Work required:
Go through the listing below and gather every line with the word "rganadi".
— Start Raw data —
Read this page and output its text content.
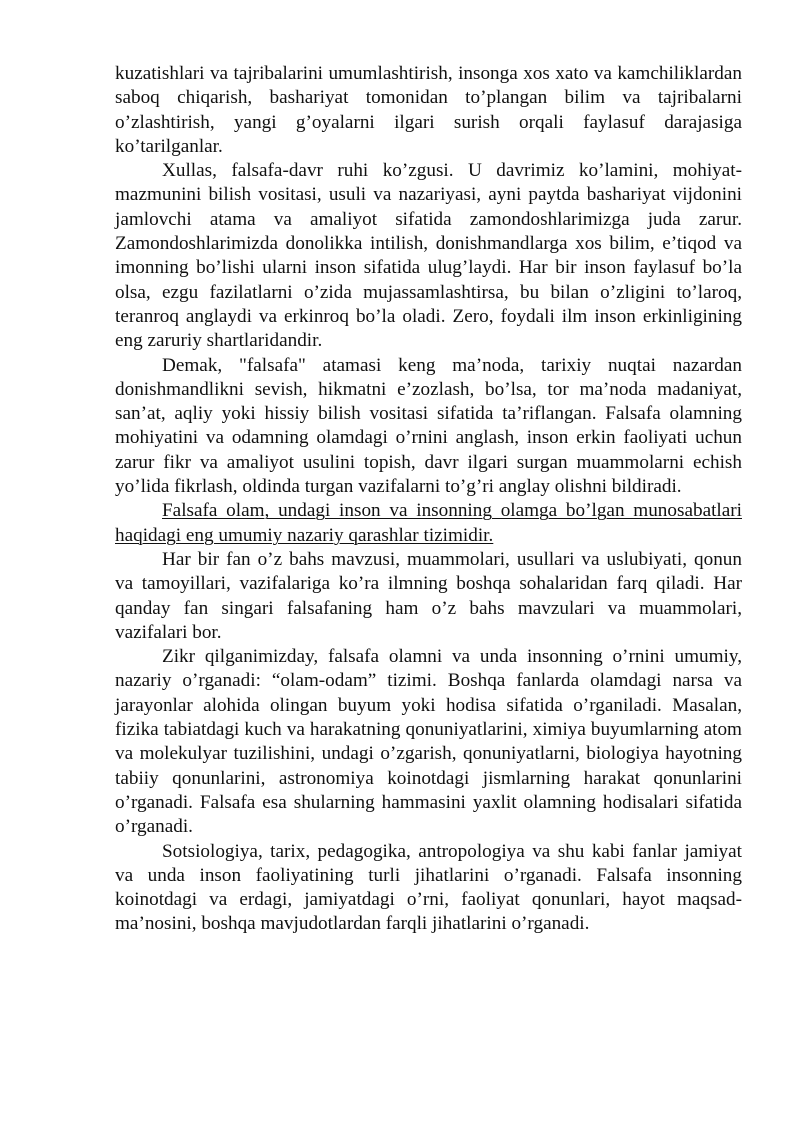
kuzatishlari va tajribalarini umumlashtirish, insonga xos xato va kamchiliklardan saboq chiqarish, bashariyat tomonidan to’plangan bilim va tajribalarni o’zlashtirish, yangi g’oyalarni ilgari surish orqali faylasuf darajasiga ko’tarilganlar.

Xullas, falsafa-davr ruhi ko’zgusi. U davrimiz ko’lamini, mohiyat-mazmunini bilish vositasi, usuli va nazariyasi, ayni paytda bashariyat vijdonini jamlovchi atama va amaliyot sifatida zamondoshlarimizga juda zarur. Zamondoshlarimizda donolikka intilish, donishmandlarga xos bilim, e’tiqod va imonning bo’lishi ularni inson sifatida ulug’laydi. Har bir inson faylasuf bo’la olsa, ezgu fazilatlarni o’zida mujassamlashtirsa, bu bilan o’zligini to’laroq, teranroq anglaydi va erkinroq bo’la oladi. Zero, foydali ilm inson erkinligining eng zaruriy shartlaridandir.

Demak, "falsafa" atamasi keng ma’noda, tarixiy nuqtai nazardan donishmandlikni sevish, hikmatni e’zozlash, bo’lsa, tor ma’noda madaniyat, san’at, aqliy yoki hissiy bilish vositasi sifatida ta’riflangan. Falsafa olamning mohiyatini va odamning olamdagi o’rnini anglash, inson erkin faoliyati uchun zarur fikr va amaliyot usulini topish, davr ilgari surgan muammolarni echish yo’lida fikrlash, oldinda turgan vazifalarni to’g’ri anglay olishni bildiradi.

Falsafa olam, undagi inson va insonning olamga bo’lgan munosabatlari haqidagi eng umumiy nazariy qarashlar tizimidir.

Har bir fan o’z bahs mavzusi, muammolari, usullari va uslubiyati, qonun va tamoyillari, vazifalariga ko’ra ilmning boshqa sohalaridan farq qiladi. Har qanday fan singari falsafaning ham o’z bahs mavzulari va muammolari, vazifalari bor.

Zikr qilganimizday, falsafa olamni va unda insonning o’rnini umumiy, nazariy o’rganadi: “olam-odam” tizimi. Boshqa fanlarda olamdagi narsa va jarayonlar alohida olingan buyum yoki hodisa sifatida o’rganiladi. Masalan, fizika tabiatdagi kuch va harakatning qonuniyatlarini, ximiya buyumlarning atom va molekulyar tuzilishini, undagi o’zgarish, qonuniyatlarni, biologiya hayotning tabiiy qonunlarini, astronomiya koinotdagi jismlarning harakat qonunlarini o’rganadi. Falsafa esa shularning hammasini yaxlit olamning hodisalari sifatida o’rganadi.

Sotsiologiya, tarix, pedagogika, antropologiya va shu kabi fanlar jamiyat va unda inson faoliyatining turli jihatlarini o’rganadi. Falsafa insonning koinotdagi va erdagi, jamiyatdagi o’rni, faoliyat qonunlari, hayot maqsad-ma’nosini, boshqa mavjudotlardan farqli jihatlarini o’rganadi.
— End Raw data —
Exercise solution:
Zikr qilganimizday, falsafa olamni va unda insonning o’rnini umumiy, nazariy o’rganadi: “olam-odam” tizimi. Boshqa fanlarda olamdagi narsa va jarayonlar alohida olingan buyum yoki hodisa sifatida o’rganiladi. Masalan, fizika tabiatdagi kuch va harakatning qonuniyatlarini, ximiya buyumlarning atom va molekulyar tuzilishini, undagi o’zgarish, qonuniyatlarni, biologiya hayotning tabiiy qonunlarini, astronomiya koinotdagi jismlarning harakat qonunlarini o’rganadi. Falsafa esa shularning hammasini yaxlit olamning hodisalari sifatida o’rganadi.
Sotsiologiya, tarix, pedagogika, antropologiya va shu kabi fanlar jamiyat va unda inson faoliyatining turli jihatlarini o’rganadi. Falsafa insonning koinotdagi va erdagi, jamiyatdagi o’rni, faoliyat qonunlari, hayot maqsad-ma’nosini, boshqa mavjudotlardan farqli jihatlarini o’rganadi.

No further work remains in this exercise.